------ Records shown ------

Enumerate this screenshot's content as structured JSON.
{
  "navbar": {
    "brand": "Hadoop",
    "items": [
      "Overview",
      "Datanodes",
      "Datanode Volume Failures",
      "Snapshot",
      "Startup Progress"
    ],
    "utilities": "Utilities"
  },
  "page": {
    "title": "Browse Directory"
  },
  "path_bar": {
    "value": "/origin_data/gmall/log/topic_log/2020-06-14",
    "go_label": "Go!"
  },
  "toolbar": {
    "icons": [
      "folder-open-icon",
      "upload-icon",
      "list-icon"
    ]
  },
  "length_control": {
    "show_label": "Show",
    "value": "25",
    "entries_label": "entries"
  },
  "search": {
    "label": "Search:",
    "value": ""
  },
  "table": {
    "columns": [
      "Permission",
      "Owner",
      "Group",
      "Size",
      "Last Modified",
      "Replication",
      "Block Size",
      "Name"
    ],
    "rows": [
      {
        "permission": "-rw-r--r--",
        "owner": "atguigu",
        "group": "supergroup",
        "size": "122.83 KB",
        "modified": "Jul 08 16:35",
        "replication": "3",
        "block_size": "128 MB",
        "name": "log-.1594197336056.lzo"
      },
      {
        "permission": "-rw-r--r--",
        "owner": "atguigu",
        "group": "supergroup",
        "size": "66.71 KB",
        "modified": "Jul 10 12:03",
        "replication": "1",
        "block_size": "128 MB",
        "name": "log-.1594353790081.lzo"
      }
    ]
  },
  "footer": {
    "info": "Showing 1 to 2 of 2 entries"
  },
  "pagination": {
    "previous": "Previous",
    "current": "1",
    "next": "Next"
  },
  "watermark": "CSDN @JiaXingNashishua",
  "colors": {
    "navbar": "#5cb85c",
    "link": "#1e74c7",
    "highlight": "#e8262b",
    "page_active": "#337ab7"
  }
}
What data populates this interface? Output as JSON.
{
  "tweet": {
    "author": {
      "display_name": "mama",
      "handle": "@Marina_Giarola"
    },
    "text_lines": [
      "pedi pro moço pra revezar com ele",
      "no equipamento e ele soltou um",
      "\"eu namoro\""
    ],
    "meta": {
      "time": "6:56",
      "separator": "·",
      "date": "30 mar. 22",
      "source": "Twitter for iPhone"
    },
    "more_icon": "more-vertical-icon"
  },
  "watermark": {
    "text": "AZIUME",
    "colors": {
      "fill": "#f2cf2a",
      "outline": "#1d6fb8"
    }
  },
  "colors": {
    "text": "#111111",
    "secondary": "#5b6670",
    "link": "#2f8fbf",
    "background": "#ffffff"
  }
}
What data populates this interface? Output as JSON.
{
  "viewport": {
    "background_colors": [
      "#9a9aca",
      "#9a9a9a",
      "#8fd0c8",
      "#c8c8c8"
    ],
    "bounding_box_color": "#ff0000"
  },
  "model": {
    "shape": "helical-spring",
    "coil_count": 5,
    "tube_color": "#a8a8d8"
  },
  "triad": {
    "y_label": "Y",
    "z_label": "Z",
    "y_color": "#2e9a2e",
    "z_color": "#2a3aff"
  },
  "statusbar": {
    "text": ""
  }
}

------

[Exercise aim]:
Quote each line above in full, word for word.

[Answer to the problem]:
Enumerate this screenshot's content as structured JSON.
{
  "navbar": {
    "brand": "Hadoop",
    "items": [
      "Overview",
      "Datanodes",
      "Datanode Volume Failures",
      "Snapshot",
      "Startup Progress"
    ],
    "utilities": "Utilities"
  },
  "page": {
    "title": "Browse Directory"
  },
  "path_bar": {
    "value": "/origin_data/gmall/log/topic_log/2020-06-14",
    "go_label": "Go!"
  },
  "toolbar": {
    "icons": [
      "folder-open-icon",
      "upload-icon",
      "list-icon"
    ]
  },
  "length_control": {
    "show_label": "Show",
    "value": "25",
    "entries_label": "entries"
  },
  "search": {
    "label": "Search:",
    "value": ""
  },
  "table": {
    "columns": [
      "Permission",
      "Owner",
      "Group",
      "Size",
      "Last Modified",
      "Replication",
      "Block Size",
      "Name"
    ],
    "rows": [
      {
        "permission": "-rw-r--r--",
        "owner": "atguigu",
        "group": "supergroup",
        "size": "122.83 KB",
        "modified": "Jul 08 16:35",
        "replication": "3",
        "block_size": "128 MB",
        "name": "log-.1594197336056.lzo"
      },
      {
        "permission": "-rw-r--r--",
        "owner": "atguigu",
        "group": "supergroup",
        "size": "66.71 KB",
        "modified": "Jul 10 12:03",
        "replication": "1",
        "block_size": "128 MB",
        "name": "log-.1594353790081.lzo"
      }
    ]
  },
  "footer": {
    "info": "Showing 1 to 2 of 2 entries"
  },
  "pagination": {
    "previous": "Previous",
    "current": "1",
    "next": "Next"
  },
  "watermark": "CSDN @JiaXingNashishua",
  "colors": {
    "navbar": "#5cb85c",
    "link": "#1e74c7",
    "highlight": "#e8262b",
    "page_active": "#337ab7"
  }
}
What data populates this interface? Output as JSON.
{
  "tweet": {
    "author": {
      "display_name": "mama",
      "handle": "@Marina_Giarola"
    },
    "text_lines": [
      "pedi pro moço pra revezar com ele",
      "no equipamento e ele soltou um",
      "\"eu namoro\""
    ],
    "meta": {
      "time": "6:56",
      "separator": "·",
      "date": "30 mar. 22",
      "source": "Twitter for iPhone"
    },
    "more_icon": "more-vertical-icon"
  },
  "watermark": {
    "text": "AZIUME",
    "colors": {
      "fill": "#f2cf2a",
      "outline": "#1d6fb8"
    }
  },
  "colors": {
    "text": "#111111",
    "secondary": "#5b6670",
    "link": "#2f8fbf",
    "background": "#ffffff"
  }
}
What data populates this interface? Output as JSON.
{
  "viewport": {
    "background_colors": [
      "#9a9aca",
      "#9a9a9a",
      "#8fd0c8",
      "#c8c8c8"
    ],
    "bounding_box_color": "#ff0000"
  },
  "model": {
    "shape": "helical-spring",
    "coil_count": 5,
    "tube_color": "#a8a8d8"
  },
  "triad": {
    "y_label": "Y",
    "z_label": "Z",
    "y_color": "#2e9a2e",
    "z_color": "#2a3aff"
  },
  "statusbar": {
    "text": ""
  }
}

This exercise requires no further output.